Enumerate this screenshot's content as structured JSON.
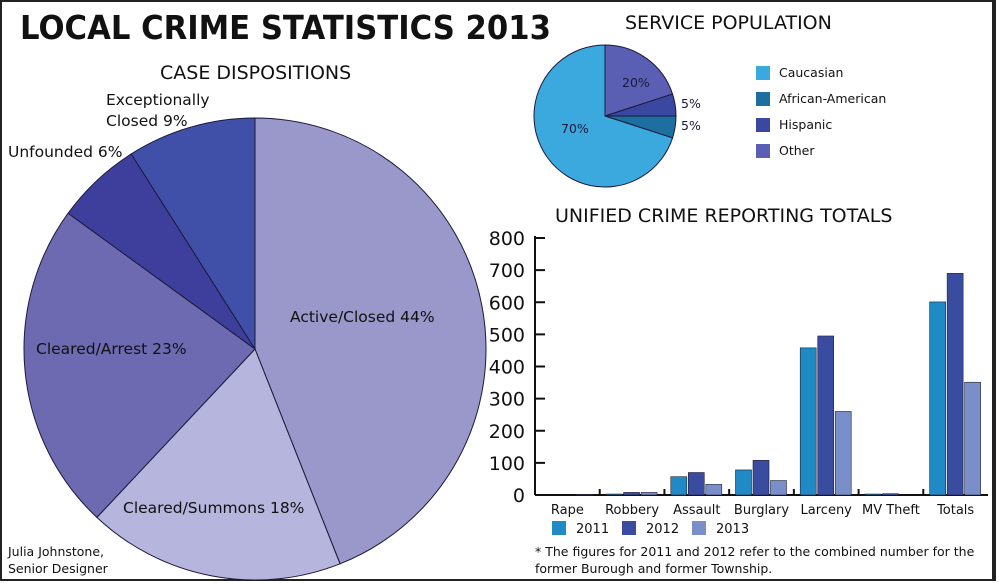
{
  "title": "LOCAL CRIME STATISTICS 2013",
  "credit": {
    "line1": "Julia Johnstone,",
    "line2": "Senior Designer"
  },
  "footnote": {
    "line1": "* The figures for 2011 and 2012 refer to the combined number for the",
    "line2": "former Burough and former Township."
  },
  "chart_data": [
    {
      "type": "pie",
      "title": "CASE DISPOSITIONS",
      "slices": [
        {
          "label": "Active/Closed 44%",
          "value": 44,
          "color": "#9a98ca"
        },
        {
          "label": "Cleared/Summons 18%",
          "value": 18,
          "color": "#b6b5dd"
        },
        {
          "label": "Cleared/Arrest 23%",
          "value": 23,
          "color": "#6d6ab2"
        },
        {
          "label": "Unfounded 6%",
          "value": 6,
          "color": "#3e3f9c"
        },
        {
          "label": "Exceptionally Closed 9%",
          "label_lines": [
            "Exceptionally",
            "Closed 9%"
          ],
          "value": 9,
          "color": "#4050a8"
        }
      ]
    },
    {
      "type": "pie",
      "title": "SERVICE POPULATION",
      "legend_position": "right",
      "slices": [
        {
          "label": "Other",
          "value": 20,
          "data_label": "20%",
          "color": "#5b5fb3"
        },
        {
          "label": "Hispanic",
          "value": 5,
          "data_label": "5%",
          "color": "#3a48a2"
        },
        {
          "label": "African-American",
          "value": 5,
          "data_label": "5%",
          "color": "#1c6f9e"
        },
        {
          "label": "Caucasian",
          "value": 70,
          "data_label": "70%",
          "color": "#3ca9de"
        }
      ],
      "legend_order": [
        "Caucasian",
        "African-American",
        "Hispanic",
        "Other"
      ]
    },
    {
      "type": "bar",
      "title": "UNIFIED CRIME REPORTING TOTALS",
      "categories": [
        "Rape",
        "Robbery",
        "Assault",
        "Burglary",
        "Larceny",
        "MV Theft",
        "Totals"
      ],
      "series": [
        {
          "name": "2011",
          "values": [
            0,
            3,
            57,
            78,
            458,
            3,
            601
          ],
          "color": "#1f8ac4"
        },
        {
          "name": "2012",
          "values": [
            0,
            8,
            70,
            108,
            495,
            4,
            690
          ],
          "color": "#3a4ca0"
        },
        {
          "name": "2013",
          "values": [
            2,
            8,
            33,
            45,
            260,
            0,
            351
          ],
          "color": "#7a8fca"
        }
      ],
      "ylim": [
        0,
        800
      ],
      "yticks": [
        0,
        100,
        200,
        300,
        400,
        500,
        600,
        700,
        800
      ],
      "legend_position": "bottom",
      "grid": false
    }
  ]
}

────

WHAT YOU SHOULD DO =>
All of the material above needs to be restated exactly, with no pictures.

WORKED ANSWER =>
Enumerate this screenshot's content as structured JSON.
{
  "title": "LOCAL CRIME STATISTICS 2013",
  "credit": {
    "line1": "Julia Johnstone,",
    "line2": "Senior Designer"
  },
  "footnote": {
    "line1": "* The figures for 2011 and 2012 refer to the combined number for the",
    "line2": "former Burough and former Township."
  },
  "chart_data": [
    {
      "type": "pie",
      "title": "CASE DISPOSITIONS",
      "slices": [
        {
          "label": "Active/Closed 44%",
          "value": 44,
          "color": "#9a98ca"
        },
        {
          "label": "Cleared/Summons 18%",
          "value": 18,
          "color": "#b6b5dd"
        },
        {
          "label": "Cleared/Arrest 23%",
          "value": 23,
          "color": "#6d6ab2"
        },
        {
          "label": "Unfounded 6%",
          "value": 6,
          "color": "#3e3f9c"
        },
        {
          "label": "Exceptionally Closed 9%",
          "label_lines": [
            "Exceptionally",
            "Closed 9%"
          ],
          "value": 9,
          "color": "#4050a8"
        }
      ]
    },
    {
      "type": "pie",
      "title": "SERVICE POPULATION",
      "legend_position": "right",
      "slices": [
        {
          "label": "Other",
          "value": 20,
          "data_label": "20%",
          "color": "#5b5fb3"
        },
        {
          "label": "Hispanic",
          "value": 5,
          "data_label": "5%",
          "color": "#3a48a2"
        },
        {
          "label": "African-American",
          "value": 5,
          "data_label": "5%",
          "color": "#1c6f9e"
        },
        {
          "label": "Caucasian",
          "value": 70,
          "data_label": "70%",
          "color": "#3ca9de"
        }
      ],
      "legend_order": [
        "Caucasian",
        "African-American",
        "Hispanic",
        "Other"
      ]
    },
    {
      "type": "bar",
      "title": "UNIFIED CRIME REPORTING TOTALS",
      "categories": [
        "Rape",
        "Robbery",
        "Assault",
        "Burglary",
        "Larceny",
        "MV Theft",
        "Totals"
      ],
      "series": [
        {
          "name": "2011",
          "values": [
            0,
            3,
            57,
            78,
            458,
            3,
            601
          ],
          "color": "#1f8ac4"
        },
        {
          "name": "2012",
          "values": [
            0,
            8,
            70,
            108,
            495,
            4,
            690
          ],
          "color": "#3a4ca0"
        },
        {
          "name": "2013",
          "values": [
            2,
            8,
            33,
            45,
            260,
            0,
            351
          ],
          "color": "#7a8fca"
        }
      ],
      "ylim": [
        0,
        800
      ],
      "yticks": [
        0,
        100,
        200,
        300,
        400,
        500,
        600,
        700,
        800
      ],
      "legend_position": "bottom",
      "grid": false
    }
  ]
}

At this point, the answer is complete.